**Given task:** Copy out the entries below in full and exactly.
-------- Records shown
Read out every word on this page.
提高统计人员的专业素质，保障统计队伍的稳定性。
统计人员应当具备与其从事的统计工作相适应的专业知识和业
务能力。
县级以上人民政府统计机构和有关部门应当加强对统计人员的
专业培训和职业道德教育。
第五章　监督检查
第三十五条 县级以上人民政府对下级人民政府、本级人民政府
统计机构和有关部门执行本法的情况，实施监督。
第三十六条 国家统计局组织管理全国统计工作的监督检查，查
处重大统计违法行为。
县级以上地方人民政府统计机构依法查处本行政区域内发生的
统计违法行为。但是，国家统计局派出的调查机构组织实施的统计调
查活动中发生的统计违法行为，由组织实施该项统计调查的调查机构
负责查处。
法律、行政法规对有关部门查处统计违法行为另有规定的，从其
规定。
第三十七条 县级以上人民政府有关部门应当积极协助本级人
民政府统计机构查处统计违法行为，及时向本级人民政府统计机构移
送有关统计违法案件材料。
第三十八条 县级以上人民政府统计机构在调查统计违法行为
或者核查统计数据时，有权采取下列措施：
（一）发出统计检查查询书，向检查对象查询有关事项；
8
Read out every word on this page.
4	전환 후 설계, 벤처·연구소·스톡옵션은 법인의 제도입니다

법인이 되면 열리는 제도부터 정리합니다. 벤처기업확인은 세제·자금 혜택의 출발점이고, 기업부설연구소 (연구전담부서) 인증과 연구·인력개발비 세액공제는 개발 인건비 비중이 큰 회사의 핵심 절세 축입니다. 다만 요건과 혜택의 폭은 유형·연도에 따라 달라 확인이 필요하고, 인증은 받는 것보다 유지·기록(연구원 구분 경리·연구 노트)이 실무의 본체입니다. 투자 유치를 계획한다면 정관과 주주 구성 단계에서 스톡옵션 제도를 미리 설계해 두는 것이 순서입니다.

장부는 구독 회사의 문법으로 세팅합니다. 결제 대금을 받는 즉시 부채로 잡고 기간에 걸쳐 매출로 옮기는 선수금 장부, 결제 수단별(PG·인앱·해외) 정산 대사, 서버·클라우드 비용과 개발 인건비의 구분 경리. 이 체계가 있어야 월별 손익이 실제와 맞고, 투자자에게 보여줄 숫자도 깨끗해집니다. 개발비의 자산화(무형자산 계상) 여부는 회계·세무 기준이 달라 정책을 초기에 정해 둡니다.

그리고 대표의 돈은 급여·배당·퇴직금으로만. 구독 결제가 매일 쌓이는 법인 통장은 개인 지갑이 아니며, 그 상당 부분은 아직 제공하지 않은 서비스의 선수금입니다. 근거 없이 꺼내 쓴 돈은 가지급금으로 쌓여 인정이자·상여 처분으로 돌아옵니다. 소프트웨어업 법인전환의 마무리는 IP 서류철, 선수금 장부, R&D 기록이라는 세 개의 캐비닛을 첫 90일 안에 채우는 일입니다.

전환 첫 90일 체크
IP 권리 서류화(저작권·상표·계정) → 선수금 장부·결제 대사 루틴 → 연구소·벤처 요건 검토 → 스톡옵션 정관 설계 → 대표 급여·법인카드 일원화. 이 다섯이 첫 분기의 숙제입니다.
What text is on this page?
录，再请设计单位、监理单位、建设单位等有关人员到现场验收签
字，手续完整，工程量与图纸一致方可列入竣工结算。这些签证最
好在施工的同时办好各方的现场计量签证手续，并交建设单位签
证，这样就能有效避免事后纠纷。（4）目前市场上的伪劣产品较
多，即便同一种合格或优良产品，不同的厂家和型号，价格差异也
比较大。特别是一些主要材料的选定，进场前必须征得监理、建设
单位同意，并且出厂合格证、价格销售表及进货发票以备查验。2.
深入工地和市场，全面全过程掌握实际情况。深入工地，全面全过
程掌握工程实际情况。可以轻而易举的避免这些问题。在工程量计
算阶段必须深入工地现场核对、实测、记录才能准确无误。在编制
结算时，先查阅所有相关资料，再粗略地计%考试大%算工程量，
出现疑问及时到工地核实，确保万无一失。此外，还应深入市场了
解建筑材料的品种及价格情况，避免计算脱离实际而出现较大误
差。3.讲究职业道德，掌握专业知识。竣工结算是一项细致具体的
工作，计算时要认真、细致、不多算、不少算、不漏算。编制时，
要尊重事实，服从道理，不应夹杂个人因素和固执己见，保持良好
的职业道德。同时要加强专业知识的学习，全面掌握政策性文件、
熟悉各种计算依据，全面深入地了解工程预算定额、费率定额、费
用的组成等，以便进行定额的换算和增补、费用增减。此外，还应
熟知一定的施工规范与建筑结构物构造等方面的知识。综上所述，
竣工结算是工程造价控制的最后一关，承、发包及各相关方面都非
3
----------------
**Complete output:**
Read out every word on this page.
提高统计人员的专业素质，保障统计队伍的稳定性。
统计人员应当具备与其从事的统计工作相适应的专业知识和业
务能力。
县级以上人民政府统计机构和有关部门应当加强对统计人员的
专业培训和职业道德教育。
第五章　监督检查
第三十五条 县级以上人民政府对下级人民政府、本级人民政府
统计机构和有关部门执行本法的情况，实施监督。
第三十六条 国家统计局组织管理全国统计工作的监督检查，查
处重大统计违法行为。
县级以上地方人民政府统计机构依法查处本行政区域内发生的
统计违法行为。但是，国家统计局派出的调查机构组织实施的统计调
查活动中发生的统计违法行为，由组织实施该项统计调查的调查机构
负责查处。
法律、行政法规对有关部门查处统计违法行为另有规定的，从其
规定。
第三十七条 县级以上人民政府有关部门应当积极协助本级人
民政府统计机构查处统计违法行为，及时向本级人民政府统计机构移
送有关统计违法案件材料。
第三十八条 县级以上人民政府统计机构在调查统计违法行为
或者核查统计数据时，有权采取下列措施：
（一）发出统计检查查询书，向检查对象查询有关事项；
8
Read out every word on this page.
4	전환 후 설계, 벤처·연구소·스톡옵션은 법인의 제도입니다

법인이 되면 열리는 제도부터 정리합니다. 벤처기업확인은 세제·자금 혜택의 출발점이고, 기업부설연구소 (연구전담부서) 인증과 연구·인력개발비 세액공제는 개발 인건비 비중이 큰 회사의 핵심 절세 축입니다. 다만 요건과 혜택의 폭은 유형·연도에 따라 달라 확인이 필요하고, 인증은 받는 것보다 유지·기록(연구원 구분 경리·연구 노트)이 실무의 본체입니다. 투자 유치를 계획한다면 정관과 주주 구성 단계에서 스톡옵션 제도를 미리 설계해 두는 것이 순서입니다.

장부는 구독 회사의 문법으로 세팅합니다. 결제 대금을 받는 즉시 부채로 잡고 기간에 걸쳐 매출로 옮기는 선수금 장부, 결제 수단별(PG·인앱·해외) 정산 대사, 서버·클라우드 비용과 개발 인건비의 구분 경리. 이 체계가 있어야 월별 손익이 실제와 맞고, 투자자에게 보여줄 숫자도 깨끗해집니다. 개발비의 자산화(무형자산 계상) 여부는 회계·세무 기준이 달라 정책을 초기에 정해 둡니다.

그리고 대표의 돈은 급여·배당·퇴직금으로만. 구독 결제가 매일 쌓이는 법인 통장은 개인 지갑이 아니며, 그 상당 부분은 아직 제공하지 않은 서비스의 선수금입니다. 근거 없이 꺼내 쓴 돈은 가지급금으로 쌓여 인정이자·상여 처분으로 돌아옵니다. 소프트웨어업 법인전환의 마무리는 IP 서류철, 선수금 장부, R&D 기록이라는 세 개의 캐비닛을 첫 90일 안에 채우는 일입니다.

전환 첫 90일 체크
IP 권리 서류화(저작권·상표·계정) → 선수금 장부·결제 대사 루틴 → 연구소·벤처 요건 검토 → 스톡옵션 정관 설계 → 대표 급여·법인카드 일원화. 이 다섯이 첫 분기의 숙제입니다.
What text is on this page?
录，再请设计单位、监理单位、建设单位等有关人员到现场验收签
字，手续完整，工程量与图纸一致方可列入竣工结算。这些签证最
好在施工的同时办好各方的现场计量签证手续，并交建设单位签
证，这样就能有效避免事后纠纷。（4）目前市场上的伪劣产品较
多，即便同一种合格或优良产品，不同的厂家和型号，价格差异也
比较大。特别是一些主要材料的选定，进场前必须征得监理、建设
单位同意，并且出厂合格证、价格销售表及进货发票以备查验。2.
深入工地和市场，全面全过程掌握实际情况。深入工地，全面全过
程掌握工程实际情况。可以轻而易举的避免这些问题。在工程量计
算阶段必须深入工地现场核对、实测、记录才能准确无误。在编制
结算时，先查阅所有相关资料，再粗略地计%考试大%算工程量，
出现疑问及时到工地核实，确保万无一失。此外，还应深入市场了
解建筑材料的品种及价格情况，避免计算脱离实际而出现较大误
差。3.讲究职业道德，掌握专业知识。竣工结算是一项细致具体的
工作，计算时要认真、细致、不多算、不少算、不漏算。编制时，
要尊重事实，服从道理，不应夹杂个人因素和固执己见，保持良好
的职业道德。同时要加强专业知识的学习，全面掌握政策性文件、
熟悉各种计算依据，全面深入地了解工程预算定额、费率定额、费
用的组成等，以便进行定额的换算和增补、费用增减。此外，还应
熟知一定的施工规范与建筑结构物构造等方面的知识。综上所述，
竣工结算是工程造价控制的最后一关，承、发包及各相关方面都非
3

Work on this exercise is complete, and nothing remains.